** BEGIN Source material **

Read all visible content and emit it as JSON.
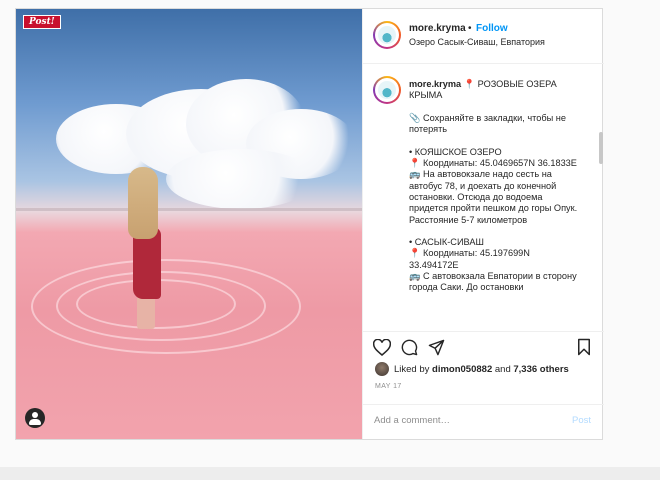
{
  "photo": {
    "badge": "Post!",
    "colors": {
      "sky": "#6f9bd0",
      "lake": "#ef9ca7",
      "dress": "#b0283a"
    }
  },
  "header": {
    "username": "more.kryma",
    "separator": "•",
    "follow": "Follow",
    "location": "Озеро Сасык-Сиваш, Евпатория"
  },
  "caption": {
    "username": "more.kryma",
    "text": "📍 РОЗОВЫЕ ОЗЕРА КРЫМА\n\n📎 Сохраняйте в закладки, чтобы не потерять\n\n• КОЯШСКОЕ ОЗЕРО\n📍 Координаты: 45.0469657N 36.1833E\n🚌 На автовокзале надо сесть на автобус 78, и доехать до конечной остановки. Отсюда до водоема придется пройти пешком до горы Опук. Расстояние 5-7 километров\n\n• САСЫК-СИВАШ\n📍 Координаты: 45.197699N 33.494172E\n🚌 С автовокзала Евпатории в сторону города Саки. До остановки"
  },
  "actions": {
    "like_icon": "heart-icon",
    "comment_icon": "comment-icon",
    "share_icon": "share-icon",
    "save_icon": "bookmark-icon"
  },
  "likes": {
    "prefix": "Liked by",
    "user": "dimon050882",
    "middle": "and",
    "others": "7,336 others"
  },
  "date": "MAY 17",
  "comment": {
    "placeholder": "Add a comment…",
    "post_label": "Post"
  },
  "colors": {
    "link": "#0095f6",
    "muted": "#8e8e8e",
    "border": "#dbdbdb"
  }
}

** END Source material **
** BEGIN Source material **

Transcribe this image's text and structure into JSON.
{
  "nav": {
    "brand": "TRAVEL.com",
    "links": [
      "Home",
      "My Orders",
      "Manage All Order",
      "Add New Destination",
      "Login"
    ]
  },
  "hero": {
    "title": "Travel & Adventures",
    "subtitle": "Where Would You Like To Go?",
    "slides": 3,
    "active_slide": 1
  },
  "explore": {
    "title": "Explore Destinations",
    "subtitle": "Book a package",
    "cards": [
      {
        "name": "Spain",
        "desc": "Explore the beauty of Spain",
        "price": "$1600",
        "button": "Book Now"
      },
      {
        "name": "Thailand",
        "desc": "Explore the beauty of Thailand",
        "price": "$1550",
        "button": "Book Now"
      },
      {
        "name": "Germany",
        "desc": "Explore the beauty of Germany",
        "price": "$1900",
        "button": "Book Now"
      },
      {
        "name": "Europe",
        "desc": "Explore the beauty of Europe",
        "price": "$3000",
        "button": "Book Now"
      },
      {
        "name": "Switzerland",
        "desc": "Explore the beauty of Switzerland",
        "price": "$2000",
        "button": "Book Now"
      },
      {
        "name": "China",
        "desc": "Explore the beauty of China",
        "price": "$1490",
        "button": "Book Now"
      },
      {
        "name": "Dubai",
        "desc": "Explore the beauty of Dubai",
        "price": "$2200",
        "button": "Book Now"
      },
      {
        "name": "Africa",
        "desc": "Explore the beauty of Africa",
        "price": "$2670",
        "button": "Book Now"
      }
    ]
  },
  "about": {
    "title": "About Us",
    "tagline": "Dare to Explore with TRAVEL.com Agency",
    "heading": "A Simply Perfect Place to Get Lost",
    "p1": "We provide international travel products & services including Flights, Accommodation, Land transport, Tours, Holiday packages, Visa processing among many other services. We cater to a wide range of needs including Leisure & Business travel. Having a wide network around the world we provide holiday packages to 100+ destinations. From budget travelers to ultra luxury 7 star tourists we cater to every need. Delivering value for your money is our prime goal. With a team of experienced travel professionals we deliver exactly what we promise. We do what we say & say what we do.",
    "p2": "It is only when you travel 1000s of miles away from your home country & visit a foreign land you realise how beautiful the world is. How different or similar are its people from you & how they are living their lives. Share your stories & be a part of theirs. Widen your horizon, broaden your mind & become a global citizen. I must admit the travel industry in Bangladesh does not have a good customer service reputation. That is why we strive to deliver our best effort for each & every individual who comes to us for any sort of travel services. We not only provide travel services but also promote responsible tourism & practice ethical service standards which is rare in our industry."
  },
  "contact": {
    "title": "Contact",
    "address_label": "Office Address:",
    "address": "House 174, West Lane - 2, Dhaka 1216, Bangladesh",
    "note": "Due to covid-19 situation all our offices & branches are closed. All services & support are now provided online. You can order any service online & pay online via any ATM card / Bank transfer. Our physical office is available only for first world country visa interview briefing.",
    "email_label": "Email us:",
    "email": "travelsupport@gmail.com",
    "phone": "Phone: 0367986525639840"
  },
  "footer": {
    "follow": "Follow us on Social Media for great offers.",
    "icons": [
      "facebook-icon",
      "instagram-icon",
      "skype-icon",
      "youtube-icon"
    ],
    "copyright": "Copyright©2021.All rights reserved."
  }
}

** END Source material **

Give the number of lines where the string "Europe" occurs, without any further text.

▶ [The answer]:
2